Collected data
-- start --
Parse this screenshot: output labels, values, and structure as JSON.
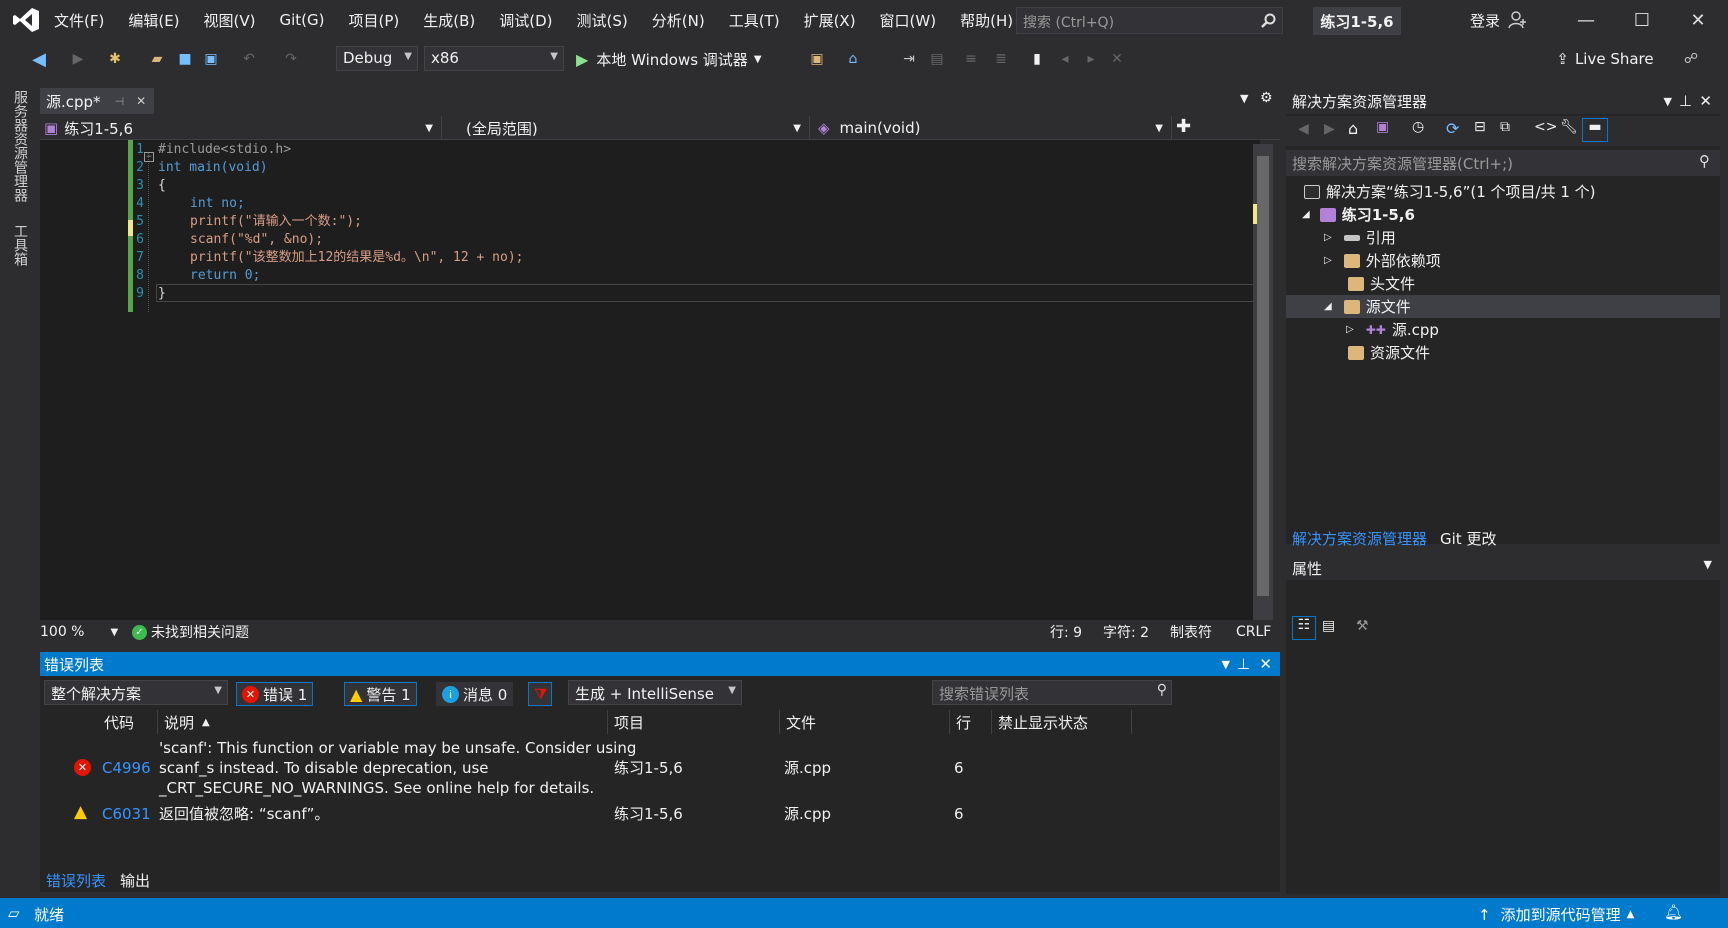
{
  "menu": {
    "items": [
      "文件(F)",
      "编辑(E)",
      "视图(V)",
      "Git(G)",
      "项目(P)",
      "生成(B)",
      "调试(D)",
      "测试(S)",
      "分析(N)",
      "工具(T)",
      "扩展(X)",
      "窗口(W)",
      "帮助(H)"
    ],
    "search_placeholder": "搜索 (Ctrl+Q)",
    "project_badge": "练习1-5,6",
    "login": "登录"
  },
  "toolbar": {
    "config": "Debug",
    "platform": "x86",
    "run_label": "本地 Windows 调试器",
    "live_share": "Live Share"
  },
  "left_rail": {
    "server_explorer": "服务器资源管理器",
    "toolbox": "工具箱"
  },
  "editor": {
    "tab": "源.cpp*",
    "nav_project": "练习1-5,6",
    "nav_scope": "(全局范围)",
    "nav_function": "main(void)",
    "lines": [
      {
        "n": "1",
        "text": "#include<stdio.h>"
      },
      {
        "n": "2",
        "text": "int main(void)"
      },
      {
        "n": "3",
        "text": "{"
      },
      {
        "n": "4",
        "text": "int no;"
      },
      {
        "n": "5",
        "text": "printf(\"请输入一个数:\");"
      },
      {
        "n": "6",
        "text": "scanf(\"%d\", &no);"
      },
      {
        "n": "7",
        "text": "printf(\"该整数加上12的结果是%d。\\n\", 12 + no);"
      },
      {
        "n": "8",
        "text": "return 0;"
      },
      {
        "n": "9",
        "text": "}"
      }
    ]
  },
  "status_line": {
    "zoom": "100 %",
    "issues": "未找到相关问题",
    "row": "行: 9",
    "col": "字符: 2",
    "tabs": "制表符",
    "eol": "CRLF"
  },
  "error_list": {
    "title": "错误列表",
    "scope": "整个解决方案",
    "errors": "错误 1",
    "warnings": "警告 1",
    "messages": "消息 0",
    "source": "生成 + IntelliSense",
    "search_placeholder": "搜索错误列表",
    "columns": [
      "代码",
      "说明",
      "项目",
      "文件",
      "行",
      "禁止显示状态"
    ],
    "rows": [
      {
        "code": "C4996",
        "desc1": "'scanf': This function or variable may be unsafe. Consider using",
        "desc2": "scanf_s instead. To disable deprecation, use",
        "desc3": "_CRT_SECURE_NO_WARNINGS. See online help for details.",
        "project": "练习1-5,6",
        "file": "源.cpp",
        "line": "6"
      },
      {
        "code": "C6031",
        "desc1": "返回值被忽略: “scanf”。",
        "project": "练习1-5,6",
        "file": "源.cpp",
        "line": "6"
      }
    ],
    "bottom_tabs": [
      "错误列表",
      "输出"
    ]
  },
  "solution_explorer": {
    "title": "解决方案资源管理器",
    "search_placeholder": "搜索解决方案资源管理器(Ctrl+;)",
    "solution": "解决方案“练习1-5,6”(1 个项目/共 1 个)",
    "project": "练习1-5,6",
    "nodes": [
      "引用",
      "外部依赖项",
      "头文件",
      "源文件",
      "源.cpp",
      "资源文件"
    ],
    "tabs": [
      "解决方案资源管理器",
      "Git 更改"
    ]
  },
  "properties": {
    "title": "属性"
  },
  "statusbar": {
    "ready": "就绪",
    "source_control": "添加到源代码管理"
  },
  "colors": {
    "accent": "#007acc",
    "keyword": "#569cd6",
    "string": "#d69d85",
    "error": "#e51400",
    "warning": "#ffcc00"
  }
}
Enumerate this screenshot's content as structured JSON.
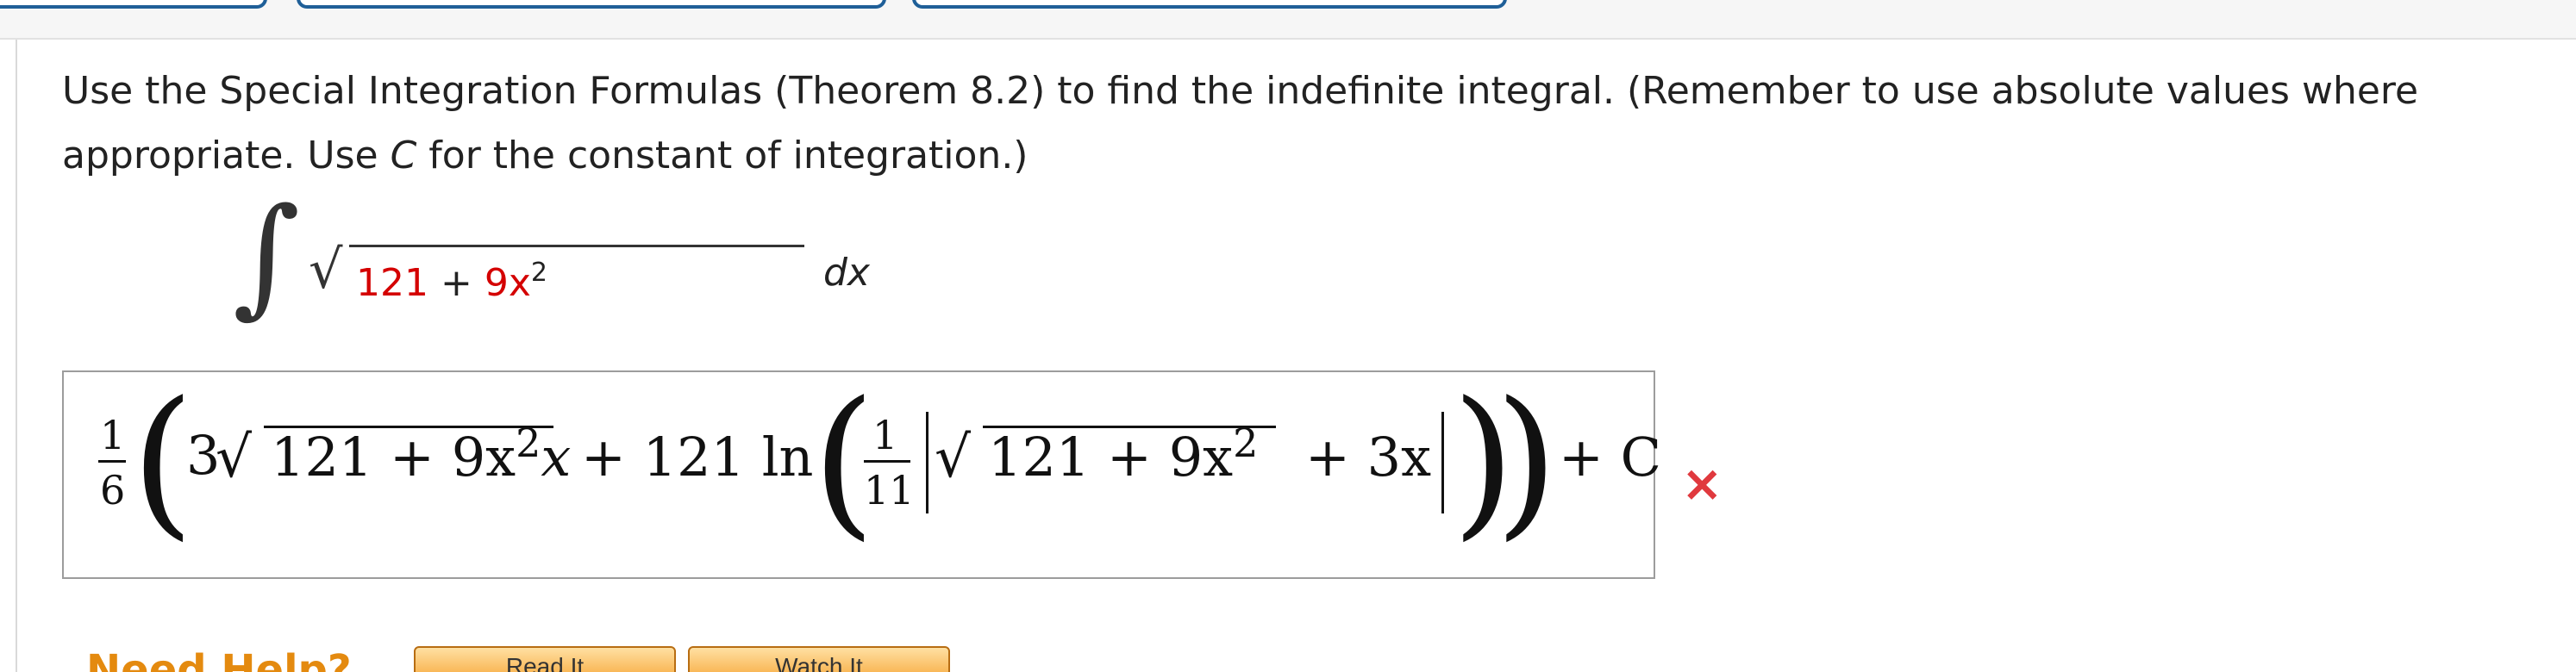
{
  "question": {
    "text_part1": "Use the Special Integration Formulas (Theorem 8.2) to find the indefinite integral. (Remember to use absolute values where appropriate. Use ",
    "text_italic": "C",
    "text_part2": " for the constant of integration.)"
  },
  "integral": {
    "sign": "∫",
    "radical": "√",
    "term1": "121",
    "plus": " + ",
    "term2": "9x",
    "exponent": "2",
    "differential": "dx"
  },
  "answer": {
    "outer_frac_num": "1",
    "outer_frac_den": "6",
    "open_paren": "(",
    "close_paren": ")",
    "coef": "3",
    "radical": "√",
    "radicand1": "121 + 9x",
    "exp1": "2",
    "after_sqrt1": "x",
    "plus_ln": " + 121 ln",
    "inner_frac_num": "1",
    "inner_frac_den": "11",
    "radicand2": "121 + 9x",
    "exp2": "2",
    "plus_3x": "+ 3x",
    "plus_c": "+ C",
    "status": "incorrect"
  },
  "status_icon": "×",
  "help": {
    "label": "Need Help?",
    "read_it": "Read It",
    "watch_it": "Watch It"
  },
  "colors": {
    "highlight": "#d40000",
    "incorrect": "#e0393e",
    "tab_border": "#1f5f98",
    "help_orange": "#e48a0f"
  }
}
-- end --
- SET EXERCISE
Make a copy of each line that contains the string "printf".

- ANSWER BELOW
        "text": "printf(\"请输入一个数:\");"
        "text": "printf(\"该整数加上12的结果是%d。\\n\", 12 + no);"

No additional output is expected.